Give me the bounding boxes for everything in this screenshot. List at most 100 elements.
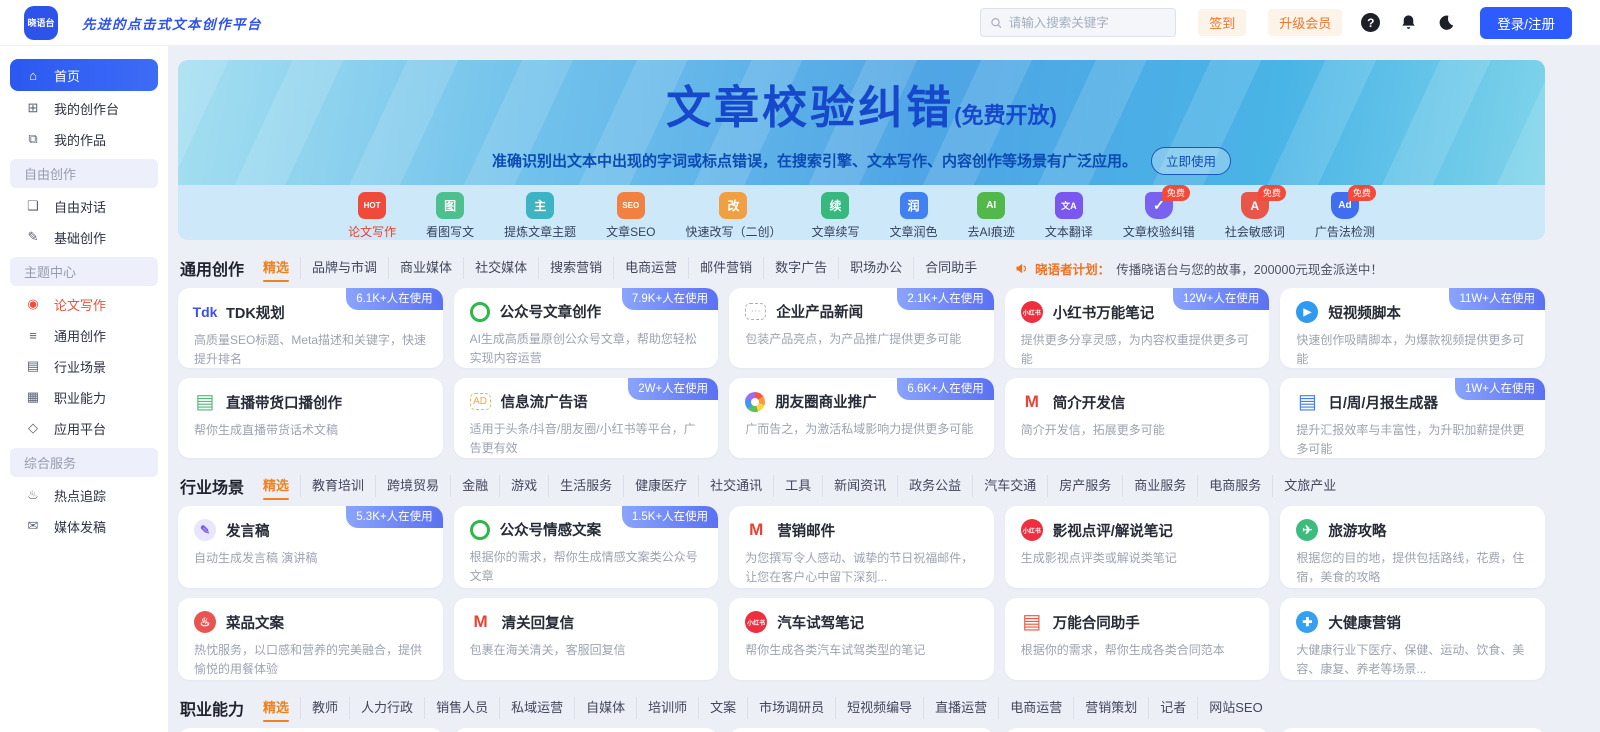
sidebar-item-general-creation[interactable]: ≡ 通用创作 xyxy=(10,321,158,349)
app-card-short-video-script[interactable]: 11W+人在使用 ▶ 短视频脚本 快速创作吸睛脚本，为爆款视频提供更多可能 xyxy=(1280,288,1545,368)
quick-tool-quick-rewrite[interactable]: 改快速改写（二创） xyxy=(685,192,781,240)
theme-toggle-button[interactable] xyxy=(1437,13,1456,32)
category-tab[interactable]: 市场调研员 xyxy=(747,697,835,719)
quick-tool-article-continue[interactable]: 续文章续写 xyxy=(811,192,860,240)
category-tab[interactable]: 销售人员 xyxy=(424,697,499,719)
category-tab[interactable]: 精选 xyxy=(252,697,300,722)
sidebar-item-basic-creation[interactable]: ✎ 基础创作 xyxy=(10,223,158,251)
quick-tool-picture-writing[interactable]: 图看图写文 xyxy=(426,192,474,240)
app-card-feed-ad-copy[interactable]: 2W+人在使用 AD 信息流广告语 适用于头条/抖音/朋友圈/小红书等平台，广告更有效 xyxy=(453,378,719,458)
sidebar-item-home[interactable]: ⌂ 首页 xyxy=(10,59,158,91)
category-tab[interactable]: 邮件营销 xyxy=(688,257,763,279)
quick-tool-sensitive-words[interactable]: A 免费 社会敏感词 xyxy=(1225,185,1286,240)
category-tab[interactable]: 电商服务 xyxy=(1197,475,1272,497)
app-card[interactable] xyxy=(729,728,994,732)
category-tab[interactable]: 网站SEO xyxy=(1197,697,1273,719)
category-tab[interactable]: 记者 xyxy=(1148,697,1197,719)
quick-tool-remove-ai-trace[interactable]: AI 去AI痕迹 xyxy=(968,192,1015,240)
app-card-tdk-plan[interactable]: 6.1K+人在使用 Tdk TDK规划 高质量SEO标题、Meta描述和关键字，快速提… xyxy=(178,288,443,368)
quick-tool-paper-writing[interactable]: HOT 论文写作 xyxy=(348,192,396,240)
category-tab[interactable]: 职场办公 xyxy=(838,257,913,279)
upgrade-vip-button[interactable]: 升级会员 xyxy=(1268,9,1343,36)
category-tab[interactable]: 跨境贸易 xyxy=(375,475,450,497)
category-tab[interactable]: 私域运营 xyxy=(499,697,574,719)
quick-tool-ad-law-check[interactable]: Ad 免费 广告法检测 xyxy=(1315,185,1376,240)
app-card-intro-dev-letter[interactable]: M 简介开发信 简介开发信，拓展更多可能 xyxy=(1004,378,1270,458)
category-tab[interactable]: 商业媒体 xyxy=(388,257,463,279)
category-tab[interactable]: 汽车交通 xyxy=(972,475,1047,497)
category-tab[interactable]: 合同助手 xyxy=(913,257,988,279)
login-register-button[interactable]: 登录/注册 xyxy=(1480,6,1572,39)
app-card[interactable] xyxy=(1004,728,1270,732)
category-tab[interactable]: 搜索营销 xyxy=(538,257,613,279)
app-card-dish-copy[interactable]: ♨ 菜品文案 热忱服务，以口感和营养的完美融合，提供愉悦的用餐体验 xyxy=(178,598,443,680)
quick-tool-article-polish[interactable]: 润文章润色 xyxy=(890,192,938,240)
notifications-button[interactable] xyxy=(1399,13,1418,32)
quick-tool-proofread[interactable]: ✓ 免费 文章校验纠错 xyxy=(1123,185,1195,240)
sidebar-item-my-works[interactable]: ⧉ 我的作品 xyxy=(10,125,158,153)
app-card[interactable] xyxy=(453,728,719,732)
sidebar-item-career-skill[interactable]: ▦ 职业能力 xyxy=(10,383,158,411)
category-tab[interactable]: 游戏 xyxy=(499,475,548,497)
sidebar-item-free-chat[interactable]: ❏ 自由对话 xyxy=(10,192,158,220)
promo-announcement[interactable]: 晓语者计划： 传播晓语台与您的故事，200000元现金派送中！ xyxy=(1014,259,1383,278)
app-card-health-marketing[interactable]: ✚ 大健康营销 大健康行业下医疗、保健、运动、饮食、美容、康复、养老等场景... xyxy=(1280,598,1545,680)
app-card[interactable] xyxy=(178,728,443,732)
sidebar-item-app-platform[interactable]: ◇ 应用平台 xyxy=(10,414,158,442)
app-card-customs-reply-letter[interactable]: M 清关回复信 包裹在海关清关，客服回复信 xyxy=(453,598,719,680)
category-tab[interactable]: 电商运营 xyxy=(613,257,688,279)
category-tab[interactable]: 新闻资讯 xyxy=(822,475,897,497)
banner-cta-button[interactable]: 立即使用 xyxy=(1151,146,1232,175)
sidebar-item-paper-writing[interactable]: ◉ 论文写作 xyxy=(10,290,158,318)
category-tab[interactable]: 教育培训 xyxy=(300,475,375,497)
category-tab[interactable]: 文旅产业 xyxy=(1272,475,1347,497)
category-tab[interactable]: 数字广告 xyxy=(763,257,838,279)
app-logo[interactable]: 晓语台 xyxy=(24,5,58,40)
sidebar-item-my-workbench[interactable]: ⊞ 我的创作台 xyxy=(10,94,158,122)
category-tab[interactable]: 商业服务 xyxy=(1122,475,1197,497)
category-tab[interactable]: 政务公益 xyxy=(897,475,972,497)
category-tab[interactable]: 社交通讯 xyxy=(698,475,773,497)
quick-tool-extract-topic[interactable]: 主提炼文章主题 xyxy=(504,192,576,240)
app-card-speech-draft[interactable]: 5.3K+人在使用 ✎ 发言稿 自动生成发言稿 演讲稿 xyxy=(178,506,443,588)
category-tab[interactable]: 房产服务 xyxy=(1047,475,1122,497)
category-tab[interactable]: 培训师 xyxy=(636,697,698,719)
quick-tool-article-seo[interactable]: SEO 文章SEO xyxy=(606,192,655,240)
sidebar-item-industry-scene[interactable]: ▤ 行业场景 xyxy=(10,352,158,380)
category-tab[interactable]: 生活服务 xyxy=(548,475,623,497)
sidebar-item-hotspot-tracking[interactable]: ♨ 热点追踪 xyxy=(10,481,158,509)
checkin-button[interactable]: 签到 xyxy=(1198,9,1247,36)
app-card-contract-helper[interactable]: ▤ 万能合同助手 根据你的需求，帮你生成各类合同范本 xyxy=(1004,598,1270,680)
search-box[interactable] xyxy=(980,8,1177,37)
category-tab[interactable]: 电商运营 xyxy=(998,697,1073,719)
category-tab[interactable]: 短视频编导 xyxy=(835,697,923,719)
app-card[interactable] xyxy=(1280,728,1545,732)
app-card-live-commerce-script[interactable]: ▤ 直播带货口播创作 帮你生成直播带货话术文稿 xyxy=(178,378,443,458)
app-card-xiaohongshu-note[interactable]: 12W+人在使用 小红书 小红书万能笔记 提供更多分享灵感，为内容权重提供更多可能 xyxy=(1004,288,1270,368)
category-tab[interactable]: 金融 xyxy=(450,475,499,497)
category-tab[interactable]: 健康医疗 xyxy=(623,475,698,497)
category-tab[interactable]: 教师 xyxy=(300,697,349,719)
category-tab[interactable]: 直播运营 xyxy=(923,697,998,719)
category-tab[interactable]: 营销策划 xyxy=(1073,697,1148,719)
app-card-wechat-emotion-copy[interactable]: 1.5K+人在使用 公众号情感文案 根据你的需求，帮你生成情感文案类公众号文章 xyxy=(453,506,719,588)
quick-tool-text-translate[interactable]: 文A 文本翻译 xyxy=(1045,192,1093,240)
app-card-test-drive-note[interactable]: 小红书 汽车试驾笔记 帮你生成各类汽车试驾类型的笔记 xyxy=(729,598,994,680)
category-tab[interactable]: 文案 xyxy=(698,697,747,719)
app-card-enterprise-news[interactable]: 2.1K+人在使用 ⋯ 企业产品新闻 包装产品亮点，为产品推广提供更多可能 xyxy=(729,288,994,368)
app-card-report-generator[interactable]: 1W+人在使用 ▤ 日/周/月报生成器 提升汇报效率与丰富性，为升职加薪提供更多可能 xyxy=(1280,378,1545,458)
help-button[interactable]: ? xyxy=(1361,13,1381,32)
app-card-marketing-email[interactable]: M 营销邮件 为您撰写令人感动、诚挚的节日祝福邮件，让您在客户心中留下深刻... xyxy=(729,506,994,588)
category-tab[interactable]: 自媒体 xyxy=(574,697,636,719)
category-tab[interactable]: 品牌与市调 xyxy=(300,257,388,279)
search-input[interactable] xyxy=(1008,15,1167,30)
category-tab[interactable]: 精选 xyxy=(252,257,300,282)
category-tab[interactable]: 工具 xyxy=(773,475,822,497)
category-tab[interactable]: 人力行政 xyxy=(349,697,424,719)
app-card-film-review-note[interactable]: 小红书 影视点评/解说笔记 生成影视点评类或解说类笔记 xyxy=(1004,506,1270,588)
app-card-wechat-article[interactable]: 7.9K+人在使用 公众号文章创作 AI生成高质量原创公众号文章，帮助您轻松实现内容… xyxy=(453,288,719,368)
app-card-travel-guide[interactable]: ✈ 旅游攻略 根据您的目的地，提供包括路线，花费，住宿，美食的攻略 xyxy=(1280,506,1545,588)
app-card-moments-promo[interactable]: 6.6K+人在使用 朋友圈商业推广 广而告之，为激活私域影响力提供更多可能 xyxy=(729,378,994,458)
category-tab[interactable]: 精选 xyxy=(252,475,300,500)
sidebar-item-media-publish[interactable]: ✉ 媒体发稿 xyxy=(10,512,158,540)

——

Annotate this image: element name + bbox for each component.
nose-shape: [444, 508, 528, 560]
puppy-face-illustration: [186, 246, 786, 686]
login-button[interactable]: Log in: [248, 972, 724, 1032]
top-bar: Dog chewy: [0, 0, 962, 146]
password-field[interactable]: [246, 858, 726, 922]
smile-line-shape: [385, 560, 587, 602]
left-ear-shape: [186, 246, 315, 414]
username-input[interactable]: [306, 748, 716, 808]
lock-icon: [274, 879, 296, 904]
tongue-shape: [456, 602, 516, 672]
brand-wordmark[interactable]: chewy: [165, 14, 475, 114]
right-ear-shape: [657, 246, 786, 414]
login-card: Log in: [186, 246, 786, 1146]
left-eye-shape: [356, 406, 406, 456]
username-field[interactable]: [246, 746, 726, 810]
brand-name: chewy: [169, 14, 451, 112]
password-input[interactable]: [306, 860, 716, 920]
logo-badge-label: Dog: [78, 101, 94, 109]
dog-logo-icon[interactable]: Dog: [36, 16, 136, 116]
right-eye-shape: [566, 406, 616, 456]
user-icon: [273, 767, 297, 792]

——

Your objective. Copy out the items again without changing anything, starting at the line that contains "Annotate this image: element" and ending at the line that contains "brand-wordmark[interactable]: chewy: [165, 14, 475, 114]", including both of those lines.

Result of the exercise.
Annotate this image: element name + bbox for each component.
nose-shape: [444, 508, 528, 560]
puppy-face-illustration: [186, 246, 786, 686]
login-button[interactable]: Log in: [248, 972, 724, 1032]
top-bar: Dog chewy: [0, 0, 962, 146]
password-field[interactable]: [246, 858, 726, 922]
smile-line-shape: [385, 560, 587, 602]
left-ear-shape: [186, 246, 315, 414]
username-input[interactable]: [306, 748, 716, 808]
lock-icon: [274, 879, 296, 904]
tongue-shape: [456, 602, 516, 672]
brand-wordmark[interactable]: chewy: [165, 14, 475, 114]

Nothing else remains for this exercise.